══ DATA FOR THIS TASK
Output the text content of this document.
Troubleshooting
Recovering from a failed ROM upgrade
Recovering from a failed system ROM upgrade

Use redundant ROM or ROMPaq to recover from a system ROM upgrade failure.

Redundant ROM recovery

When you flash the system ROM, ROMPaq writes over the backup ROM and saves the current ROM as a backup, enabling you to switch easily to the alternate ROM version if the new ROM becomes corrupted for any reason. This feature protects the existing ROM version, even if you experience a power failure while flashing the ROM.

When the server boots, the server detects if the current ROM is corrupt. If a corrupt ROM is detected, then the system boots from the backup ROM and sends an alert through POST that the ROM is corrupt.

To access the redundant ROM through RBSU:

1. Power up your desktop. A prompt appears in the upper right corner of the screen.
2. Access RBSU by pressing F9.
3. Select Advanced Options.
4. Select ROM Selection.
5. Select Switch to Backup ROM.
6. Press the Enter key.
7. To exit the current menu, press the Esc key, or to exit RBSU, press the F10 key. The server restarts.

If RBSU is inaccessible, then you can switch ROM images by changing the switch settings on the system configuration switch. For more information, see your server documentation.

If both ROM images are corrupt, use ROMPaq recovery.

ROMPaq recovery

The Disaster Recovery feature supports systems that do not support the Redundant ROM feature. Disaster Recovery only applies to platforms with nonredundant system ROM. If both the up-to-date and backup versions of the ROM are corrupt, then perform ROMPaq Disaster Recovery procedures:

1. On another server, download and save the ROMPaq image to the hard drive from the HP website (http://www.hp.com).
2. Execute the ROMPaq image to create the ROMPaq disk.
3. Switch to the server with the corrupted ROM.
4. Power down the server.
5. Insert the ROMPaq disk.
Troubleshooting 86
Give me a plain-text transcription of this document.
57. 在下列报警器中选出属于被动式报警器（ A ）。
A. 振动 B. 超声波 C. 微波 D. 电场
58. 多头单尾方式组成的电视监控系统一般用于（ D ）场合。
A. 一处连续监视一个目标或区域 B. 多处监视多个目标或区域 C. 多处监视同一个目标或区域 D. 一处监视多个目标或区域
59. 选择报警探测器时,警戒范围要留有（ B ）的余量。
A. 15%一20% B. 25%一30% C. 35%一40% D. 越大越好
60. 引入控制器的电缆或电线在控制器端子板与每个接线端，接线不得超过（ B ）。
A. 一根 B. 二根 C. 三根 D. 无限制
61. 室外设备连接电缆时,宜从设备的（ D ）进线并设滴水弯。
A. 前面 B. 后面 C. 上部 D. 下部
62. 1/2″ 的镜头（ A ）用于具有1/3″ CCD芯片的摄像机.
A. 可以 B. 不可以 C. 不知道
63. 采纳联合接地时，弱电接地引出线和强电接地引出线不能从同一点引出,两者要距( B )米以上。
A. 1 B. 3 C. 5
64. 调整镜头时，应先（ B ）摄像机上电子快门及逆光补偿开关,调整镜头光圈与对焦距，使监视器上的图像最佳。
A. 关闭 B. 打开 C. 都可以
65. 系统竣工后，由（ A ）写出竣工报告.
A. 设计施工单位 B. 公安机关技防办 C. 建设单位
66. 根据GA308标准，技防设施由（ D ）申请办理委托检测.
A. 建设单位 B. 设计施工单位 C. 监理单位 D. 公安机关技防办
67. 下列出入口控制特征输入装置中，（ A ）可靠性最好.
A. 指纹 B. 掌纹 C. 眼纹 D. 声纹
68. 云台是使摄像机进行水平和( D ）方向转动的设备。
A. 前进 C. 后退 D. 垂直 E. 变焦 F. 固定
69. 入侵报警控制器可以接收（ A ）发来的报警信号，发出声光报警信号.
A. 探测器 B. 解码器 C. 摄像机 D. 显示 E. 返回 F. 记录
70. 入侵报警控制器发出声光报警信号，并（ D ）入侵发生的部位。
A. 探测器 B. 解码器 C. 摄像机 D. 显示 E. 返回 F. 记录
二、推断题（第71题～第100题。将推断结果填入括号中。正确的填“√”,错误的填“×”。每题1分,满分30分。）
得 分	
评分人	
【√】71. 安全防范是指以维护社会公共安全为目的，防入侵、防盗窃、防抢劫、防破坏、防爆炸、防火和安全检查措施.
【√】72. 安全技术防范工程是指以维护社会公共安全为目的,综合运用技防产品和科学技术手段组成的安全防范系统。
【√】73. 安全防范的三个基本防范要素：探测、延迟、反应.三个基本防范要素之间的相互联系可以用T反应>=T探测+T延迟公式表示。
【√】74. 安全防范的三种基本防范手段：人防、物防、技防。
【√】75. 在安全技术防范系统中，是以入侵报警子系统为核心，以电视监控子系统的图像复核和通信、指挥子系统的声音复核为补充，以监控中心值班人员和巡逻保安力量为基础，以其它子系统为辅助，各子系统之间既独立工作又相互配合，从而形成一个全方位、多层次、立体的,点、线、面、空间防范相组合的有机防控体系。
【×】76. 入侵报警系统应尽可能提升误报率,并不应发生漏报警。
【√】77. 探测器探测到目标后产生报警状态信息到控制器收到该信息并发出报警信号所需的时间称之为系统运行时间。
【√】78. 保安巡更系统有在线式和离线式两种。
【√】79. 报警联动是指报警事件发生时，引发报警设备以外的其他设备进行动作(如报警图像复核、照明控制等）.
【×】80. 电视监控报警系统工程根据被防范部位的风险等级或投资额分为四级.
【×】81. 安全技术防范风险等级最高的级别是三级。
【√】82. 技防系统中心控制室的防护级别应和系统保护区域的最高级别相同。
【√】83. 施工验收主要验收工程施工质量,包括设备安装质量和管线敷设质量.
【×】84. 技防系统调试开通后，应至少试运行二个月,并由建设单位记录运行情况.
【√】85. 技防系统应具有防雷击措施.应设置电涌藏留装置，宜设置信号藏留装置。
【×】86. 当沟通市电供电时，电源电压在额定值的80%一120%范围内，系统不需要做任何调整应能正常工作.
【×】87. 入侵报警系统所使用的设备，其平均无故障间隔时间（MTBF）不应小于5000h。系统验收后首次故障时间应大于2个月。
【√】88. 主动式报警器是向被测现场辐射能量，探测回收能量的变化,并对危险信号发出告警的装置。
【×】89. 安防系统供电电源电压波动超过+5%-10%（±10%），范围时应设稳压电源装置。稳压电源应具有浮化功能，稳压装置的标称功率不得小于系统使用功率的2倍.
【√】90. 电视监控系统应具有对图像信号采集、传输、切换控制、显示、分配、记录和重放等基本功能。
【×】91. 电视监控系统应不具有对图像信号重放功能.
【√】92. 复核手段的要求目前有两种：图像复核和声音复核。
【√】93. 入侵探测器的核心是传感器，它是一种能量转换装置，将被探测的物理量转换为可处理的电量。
════
[PROBLEM DETAILS] Take the entries above and transcribe them exactly.

[SOLVED EXERCISE]
Output the text content of this document.
Troubleshooting
Recovering from a failed ROM upgrade
Recovering from a failed system ROM upgrade

Use redundant ROM or ROMPaq to recover from a system ROM upgrade failure.

Redundant ROM recovery

When you flash the system ROM, ROMPaq writes over the backup ROM and saves the current ROM as a backup, enabling you to switch easily to the alternate ROM version if the new ROM becomes corrupted for any reason. This feature protects the existing ROM version, even if you experience a power failure while flashing the ROM.

When the server boots, the server detects if the current ROM is corrupt. If a corrupt ROM is detected, then the system boots from the backup ROM and sends an alert through POST that the ROM is corrupt.

To access the redundant ROM through RBSU:

1. Power up your desktop. A prompt appears in the upper right corner of the screen.
2. Access RBSU by pressing F9.
3. Select Advanced Options.
4. Select ROM Selection.
5. Select Switch to Backup ROM.
6. Press the Enter key.
7. To exit the current menu, press the Esc key, or to exit RBSU, press the F10 key. The server restarts.

If RBSU is inaccessible, then you can switch ROM images by changing the switch settings on the system configuration switch. For more information, see your server documentation.

If both ROM images are corrupt, use ROMPaq recovery.

ROMPaq recovery

The Disaster Recovery feature supports systems that do not support the Redundant ROM feature. Disaster Recovery only applies to platforms with nonredundant system ROM. If both the up-to-date and backup versions of the ROM are corrupt, then perform ROMPaq Disaster Recovery procedures:

1. On another server, download and save the ROMPaq image to the hard drive from the HP website (http://www.hp.com).
2. Execute the ROMPaq image to create the ROMPaq disk.
3. Switch to the server with the corrupted ROM.
4. Power down the server.
5. Insert the ROMPaq disk.
Troubleshooting 86
Give me a plain-text transcription of this document.
57. 在下列报警器中选出属于被动式报警器（ A ）。
A. 振动 B. 超声波 C. 微波 D. 电场
58. 多头单尾方式组成的电视监控系统一般用于（ D ）场合。
A. 一处连续监视一个目标或区域 B. 多处监视多个目标或区域 C. 多处监视同一个目标或区域 D. 一处监视多个目标或区域
59. 选择报警探测器时,警戒范围要留有（ B ）的余量。
A. 15%一20% B. 25%一30% C. 35%一40% D. 越大越好
60. 引入控制器的电缆或电线在控制器端子板与每个接线端，接线不得超过（ B ）。
A. 一根 B. 二根 C. 三根 D. 无限制
61. 室外设备连接电缆时,宜从设备的（ D ）进线并设滴水弯。
A. 前面 B. 后面 C. 上部 D. 下部
62. 1/2″ 的镜头（ A ）用于具有1/3″ CCD芯片的摄像机.
A. 可以 B. 不可以 C. 不知道
63. 采纳联合接地时，弱电接地引出线和强电接地引出线不能从同一点引出,两者要距( B )米以上。
A. 1 B. 3 C. 5
64. 调整镜头时，应先（ B ）摄像机上电子快门及逆光补偿开关,调整镜头光圈与对焦距，使监视器上的图像最佳。
A. 关闭 B. 打开 C. 都可以
65. 系统竣工后，由（ A ）写出竣工报告.
A. 设计施工单位 B. 公安机关技防办 C. 建设单位
66. 根据GA308标准，技防设施由（ D ）申请办理委托检测.
A. 建设单位 B. 设计施工单位 C. 监理单位 D. 公安机关技防办
67. 下列出入口控制特征输入装置中，（ A ）可靠性最好.
A. 指纹 B. 掌纹 C. 眼纹 D. 声纹
68. 云台是使摄像机进行水平和( D ）方向转动的设备。
A. 前进 C. 后退 D. 垂直 E. 变焦 F. 固定
69. 入侵报警控制器可以接收（ A ）发来的报警信号，发出声光报警信号.
A. 探测器 B. 解码器 C. 摄像机 D. 显示 E. 返回 F. 记录
70. 入侵报警控制器发出声光报警信号，并（ D ）入侵发生的部位。
A. 探测器 B. 解码器 C. 摄像机 D. 显示 E. 返回 F. 记录
二、推断题（第71题～第100题。将推断结果填入括号中。正确的填“√”,错误的填“×”。每题1分,满分30分。）
得 分	
评分人	
【√】71. 安全防范是指以维护社会公共安全为目的，防入侵、防盗窃、防抢劫、防破坏、防爆炸、防火和安全检查措施.
【√】72. 安全技术防范工程是指以维护社会公共安全为目的,综合运用技防产品和科学技术手段组成的安全防范系统。
【√】73. 安全防范的三个基本防范要素：探测、延迟、反应.三个基本防范要素之间的相互联系可以用T反应>=T探测+T延迟公式表示。
【√】74. 安全防范的三种基本防范手段：人防、物防、技防。
【√】75. 在安全技术防范系统中，是以入侵报警子系统为核心，以电视监控子系统的图像复核和通信、指挥子系统的声音复核为补充，以监控中心值班人员和巡逻保安力量为基础，以其它子系统为辅助，各子系统之间既独立工作又相互配合，从而形成一个全方位、多层次、立体的,点、线、面、空间防范相组合的有机防控体系。
【×】76. 入侵报警系统应尽可能提升误报率,并不应发生漏报警。
【√】77. 探测器探测到目标后产生报警状态信息到控制器收到该信息并发出报警信号所需的时间称之为系统运行时间。
【√】78. 保安巡更系统有在线式和离线式两种。
【√】79. 报警联动是指报警事件发生时，引发报警设备以外的其他设备进行动作(如报警图像复核、照明控制等）.
【×】80. 电视监控报警系统工程根据被防范部位的风险等级或投资额分为四级.
【×】81. 安全技术防范风险等级最高的级别是三级。
【√】82. 技防系统中心控制室的防护级别应和系统保护区域的最高级别相同。
【√】83. 施工验收主要验收工程施工质量,包括设备安装质量和管线敷设质量.
【×】84. 技防系统调试开通后，应至少试运行二个月,并由建设单位记录运行情况.
【√】85. 技防系统应具有防雷击措施.应设置电涌藏留装置，宜设置信号藏留装置。
【×】86. 当沟通市电供电时，电源电压在额定值的80%一120%范围内，系统不需要做任何调整应能正常工作.
【×】87. 入侵报警系统所使用的设备，其平均无故障间隔时间（MTBF）不应小于5000h。系统验收后首次故障时间应大于2个月。
【√】88. 主动式报警器是向被测现场辐射能量，探测回收能量的变化,并对危险信号发出告警的装置。
【×】89. 安防系统供电电源电压波动超过+5%-10%（±10%），范围时应设稳压电源装置。稳压电源应具有浮化功能，稳压装置的标称功率不得小于系统使用功率的2倍.
【√】90. 电视监控系统应具有对图像信号采集、传输、切换控制、显示、分配、记录和重放等基本功能。
【×】91. 电视监控系统应不具有对图像信号重放功能.
【√】92. 复核手段的要求目前有两种：图像复核和声音复核。
【√】93. 入侵探测器的核心是传感器，它是一种能量转换装置，将被探测的物理量转换为可处理的电量。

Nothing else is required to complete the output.